## Written task 1
Answer these questions about the activity-pattern tutorial:
(a) Into what two components can site-to-site variability be decomposed?
(b) In which tutorial is an example presented that varies both sources of variability at once?
(c) What values are assigned to the intercept and the two amplitudes?

Tutorial 2 Variability in activity patterns

We begin the tutorial by illustrating how site-to-site variability can affect animals’ diel activity patterns. Site-to-site variability can be decomposed into two components:

1. variability in frequency of site-use and

2. variability in timing of activity.

Here, we illustrate these two components separately in the context of a bimodal activity pattern (i.e. a pattern in which an animal’s activity is concentrated at two times of the 24-hour cycle) first, and then in the context of a unimodal activity pattern (i.e. a pattern in which an animal’s activity is concentrated at one specific time within the 24-hour cycle). Real activity patterns are likely to exhibit both sources of variability, so, in Tutorial 3, we present an example in which we simulate activity patterns by simultaneously varying both the frequency of site-use and variability in timing of activity.

We simulated data under equation 1 explained in the main text (Materials and Results in Iannarilli et al. (2024)) and reported here as:

\[ y_{it} \sim Bernoulli(p_{it}) \]

\[ \text{logit}(p_{it}) = \beta_0 + \beta_1*\text{cos}(\frac{2\pi t}{\omega_1} + (\theta_0 + \gamma_i)) + \beta_2*\text{cos}(\frac{2\pi t}{omega_1} + (\theta_1 + \gamma_i)) + \tau_i \]

\[ \tau_i \sim N(0,\sigma_\tau) \]

\[ \gamma_i \sim N(0,\sigma_\gamma) \]

We load the necessary libraries and set the intercept \(\beta_0\), and the two amplitudes \(\beta_1\) and \(\beta_2\) equal to -3, 1, and 0.7, respectively. We also assign the values 3 and 2 to the common phaseshifts terms, \(\theta_0\) and \(\theta_1\), respectively, and set \(\omega_1\) and \(\omega_2\) equal to 24 and 12, respectively.

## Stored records
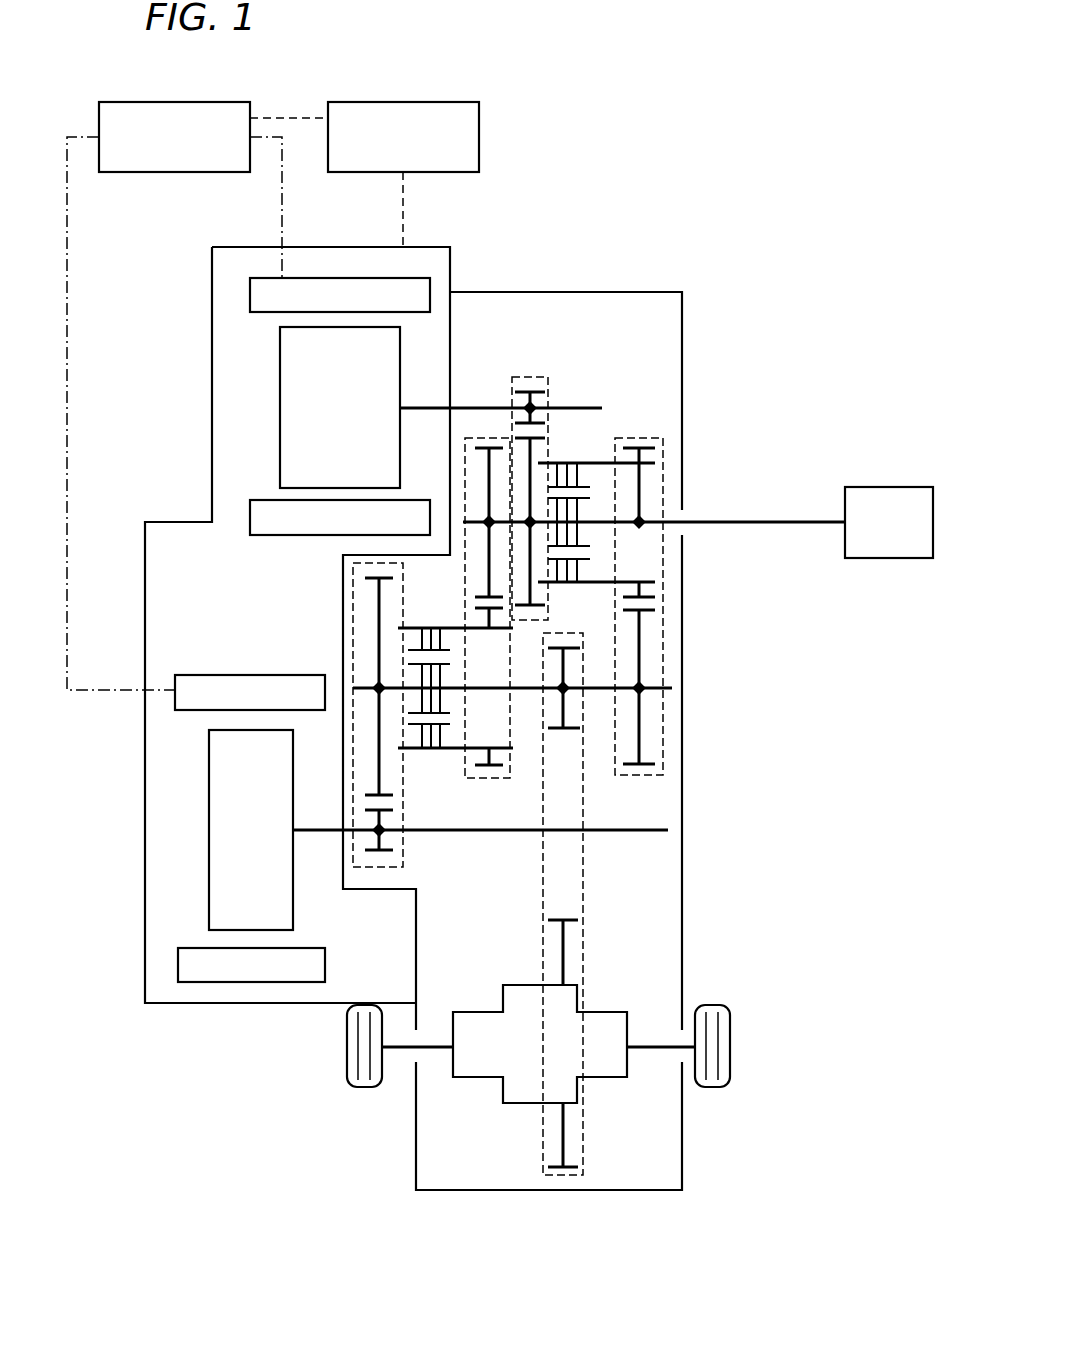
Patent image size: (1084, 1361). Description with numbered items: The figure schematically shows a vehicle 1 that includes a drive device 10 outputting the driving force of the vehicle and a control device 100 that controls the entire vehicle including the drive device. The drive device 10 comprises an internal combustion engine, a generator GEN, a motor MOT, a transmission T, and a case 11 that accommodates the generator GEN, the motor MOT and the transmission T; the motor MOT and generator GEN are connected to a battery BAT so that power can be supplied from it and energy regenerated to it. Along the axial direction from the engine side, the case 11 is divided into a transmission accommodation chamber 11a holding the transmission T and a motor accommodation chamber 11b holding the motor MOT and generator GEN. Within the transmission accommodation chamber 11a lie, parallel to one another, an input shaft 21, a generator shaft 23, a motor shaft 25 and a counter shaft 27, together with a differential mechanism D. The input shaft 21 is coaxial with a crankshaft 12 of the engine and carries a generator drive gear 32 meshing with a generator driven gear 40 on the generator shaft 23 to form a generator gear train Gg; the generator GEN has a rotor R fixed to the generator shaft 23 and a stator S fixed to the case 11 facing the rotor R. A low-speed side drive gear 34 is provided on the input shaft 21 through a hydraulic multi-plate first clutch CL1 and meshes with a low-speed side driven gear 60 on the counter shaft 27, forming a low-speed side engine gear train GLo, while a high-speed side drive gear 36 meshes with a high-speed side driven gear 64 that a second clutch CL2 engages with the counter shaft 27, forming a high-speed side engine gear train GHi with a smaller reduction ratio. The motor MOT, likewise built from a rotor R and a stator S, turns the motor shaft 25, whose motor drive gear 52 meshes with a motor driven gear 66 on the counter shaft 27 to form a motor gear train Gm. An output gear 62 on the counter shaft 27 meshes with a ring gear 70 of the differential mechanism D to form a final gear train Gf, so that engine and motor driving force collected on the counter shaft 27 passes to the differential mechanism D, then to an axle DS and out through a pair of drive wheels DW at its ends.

The vehicle 1 is at (612, 118).
The drive device 10 is at (497, 266).
The control device 100 is at (446, 100).
The case 11 is at (682, 322).
The transmission accommodation chamber 11a is at (660, 880).
The motor accommodation chamber 11b is at (186, 553).
The crankshaft 12 is at (783, 521).
The input shaft 21 is at (670, 521).
The generator shaft 23 is at (602, 408).
The motor shaft 25 is at (650, 830).
The counter shaft 27 is at (668, 690).
The generator drive gear 32 is at (545, 440).
The low-speed side drive gear 34 is at (651, 448).
The high-speed side drive gear 36 is at (476, 448).
The generator driven gear 40 is at (527, 392).
The motor drive gear 52 is at (383, 851).
The low-speed side driven gear 60 is at (663, 617).
The output gear 62 is at (577, 648).
The high-speed side driven gear 64 is at (497, 778).
The motor driven gear 66 is at (391, 578).
The ring gear 70 is at (558, 920).
The battery BAT is at (174, 137).
The generator GEN is at (250, 395).
The motor MOT is at (168, 673).
The stator S is at (252, 292).
The rotor R is at (295, 425).
The transmission T is at (587, 330).
The generator gear train Gg is at (567, 750).
The low-speed side engine gear train GLo is at (702, 660).
The high-speed side engine gear train GHi is at (464, 786).
The motor gear train Gm is at (404, 758).
The final gear train Gf is at (582, 882).
The first clutch CL1 is at (594, 484).
The second clutch CL2 is at (414, 645).
The differential mechanism D is at (502, 980).
The axle DS is at (440, 1052).
The drive wheel DW is at (345, 1065).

## Written task 2
Could you replace "control device" with "controller" in the rows from their start through the line holding "The vehicle 1 is at (612, 118).", inclusive, and give those lines again with everything else unchanged? Leave the pictures out of your answer.

## Right answer 1
(a) Variability in frequency of site-use and variability in timing of activity.
(b) Tutorial 3.
(c) The intercept is -3, and the two amplitudes are 1 and 0.7.

## Right answer 2
Patent image size: (1084, 1361). Description with numbered items: The figure schematically shows a vehicle 1 that includes a drive device 10 outputting the driving force of the vehicle and a controller 100 that controls the entire vehicle including the drive device. The drive device 10 comprises an internal combustion engine, a generator GEN, a motor MOT, a transmission T, and a case 11 that accommodates the generator GEN, the motor MOT and the transmission T; the motor MOT and generator GEN are connected to a battery BAT so that power can be supplied from it and energy regenerated to it. Along the axial direction from the engine side, the case 11 is divided into a transmission accommodation chamber 11a holding the transmission T and a motor accommodation chamber 11b holding the motor MOT and generator GEN. Within the transmission accommodation chamber 11a lie, parallel to one another, an input shaft 21, a generator shaft 23, a motor shaft 25 and a counter shaft 27, together with a differential mechanism D. The input shaft 21 is coaxial with a crankshaft 12 of the engine and carries a generator drive gear 32 meshing with a generator driven gear 40 on the generator shaft 23 to form a generator gear train Gg; the generator GEN has a rotor R fixed to the generator shaft 23 and a stator S fixed to the case 11 facing the rotor R. A low-speed side drive gear 34 is provided on the input shaft 21 through a hydraulic multi-plate first clutch CL1 and meshes with a low-speed side driven gear 60 on the counter shaft 27, forming a low-speed side engine gear train GLo, while a high-speed side drive gear 36 meshes with a high-speed side driven gear 64 that a second clutch CL2 engages with the counter shaft 27, forming a high-speed side engine gear train GHi with a smaller reduction ratio. The motor MOT, likewise built from a rotor R and a stator S, turns the motor shaft 25, whose motor drive gear 52 meshes with a motor driven gear 66 on the counter shaft 27 to form a motor gear train Gm. An output gear 62 on the counter shaft 27 meshes with a ring gear 70 of the differential mechanism D to form a final gear train Gf, so that engine and motor driving force collected on the counter shaft 27 passes to the differential mechanism D, then to an axle DS and out through a pair of drive wheels DW at its ends.

The vehicle 1 is at (612, 118).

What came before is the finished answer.